### Working data

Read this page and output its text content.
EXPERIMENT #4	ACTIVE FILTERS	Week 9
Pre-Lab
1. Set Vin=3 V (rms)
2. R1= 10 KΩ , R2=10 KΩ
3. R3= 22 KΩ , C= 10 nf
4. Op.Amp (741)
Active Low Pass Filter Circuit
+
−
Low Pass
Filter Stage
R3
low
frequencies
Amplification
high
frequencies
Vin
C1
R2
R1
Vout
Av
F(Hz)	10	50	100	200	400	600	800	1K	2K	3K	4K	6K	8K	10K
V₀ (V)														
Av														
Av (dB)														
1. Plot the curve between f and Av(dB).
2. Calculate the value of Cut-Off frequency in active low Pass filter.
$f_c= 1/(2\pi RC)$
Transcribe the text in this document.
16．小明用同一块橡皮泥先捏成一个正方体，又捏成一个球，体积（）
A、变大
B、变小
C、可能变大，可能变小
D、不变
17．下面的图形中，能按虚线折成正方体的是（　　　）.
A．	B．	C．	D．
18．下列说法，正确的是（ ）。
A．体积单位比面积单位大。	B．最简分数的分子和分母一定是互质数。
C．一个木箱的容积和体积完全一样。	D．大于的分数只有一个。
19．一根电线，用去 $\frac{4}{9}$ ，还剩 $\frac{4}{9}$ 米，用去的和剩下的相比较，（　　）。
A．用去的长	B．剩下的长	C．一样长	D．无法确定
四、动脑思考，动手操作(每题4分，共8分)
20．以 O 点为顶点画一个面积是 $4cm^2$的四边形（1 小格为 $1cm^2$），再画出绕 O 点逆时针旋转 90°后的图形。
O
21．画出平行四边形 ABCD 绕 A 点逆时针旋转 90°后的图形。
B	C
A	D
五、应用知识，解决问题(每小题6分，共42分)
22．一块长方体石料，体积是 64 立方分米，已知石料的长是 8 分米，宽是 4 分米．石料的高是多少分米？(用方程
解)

######

#### Objective
Copy down the material exactly as written.

#### In response
Read this page and output its text content.
EXPERIMENT #4	ACTIVE FILTERS	Week 9
Pre-Lab
1. Set Vin=3 V (rms)
2. R1= 10 KΩ , R2=10 KΩ
3. R3= 22 KΩ , C= 10 nf
4. Op.Amp (741)
Active Low Pass Filter Circuit
+
−
Low Pass
Filter Stage
R3
low
frequencies
Amplification
high
frequencies
Vin
C1
R2
R1
Vout
Av
F(Hz)	10	50	100	200	400	600	800	1K	2K	3K	4K	6K	8K	10K
V₀ (V)														
Av														
Av (dB)														
1. Plot the curve between f and Av(dB).
2. Calculate the value of Cut-Off frequency in active low Pass filter.
$f_c= 1/(2\pi RC)$
Transcribe the text in this document.
16．小明用同一块橡皮泥先捏成一个正方体，又捏成一个球，体积（）
A、变大
B、变小
C、可能变大，可能变小
D、不变
17．下面的图形中，能按虚线折成正方体的是（　　　）.
A．	B．	C．	D．
18．下列说法，正确的是（ ）。
A．体积单位比面积单位大。	B．最简分数的分子和分母一定是互质数。
C．一个木箱的容积和体积完全一样。	D．大于的分数只有一个。
19．一根电线，用去 $\frac{4}{9}$ ，还剩 $\frac{4}{9}$ 米，用去的和剩下的相比较，（　　）。
A．用去的长	B．剩下的长	C．一样长	D．无法确定
四、动脑思考，动手操作(每题4分，共8分)
20．以 O 点为顶点画一个面积是 $4cm^2$的四边形（1 小格为 $1cm^2$），再画出绕 O 点逆时针旋转 90°后的图形。
O
21．画出平行四边形 ABCD 绕 A 点逆时针旋转 90°后的图形。
B	C
A	D
五、应用知识，解决问题(每小题6分，共42分)
22．一块长方体石料，体积是 64 立方分米，已知石料的长是 8 分米，宽是 4 分米．石料的高是多少分米？(用方程
解)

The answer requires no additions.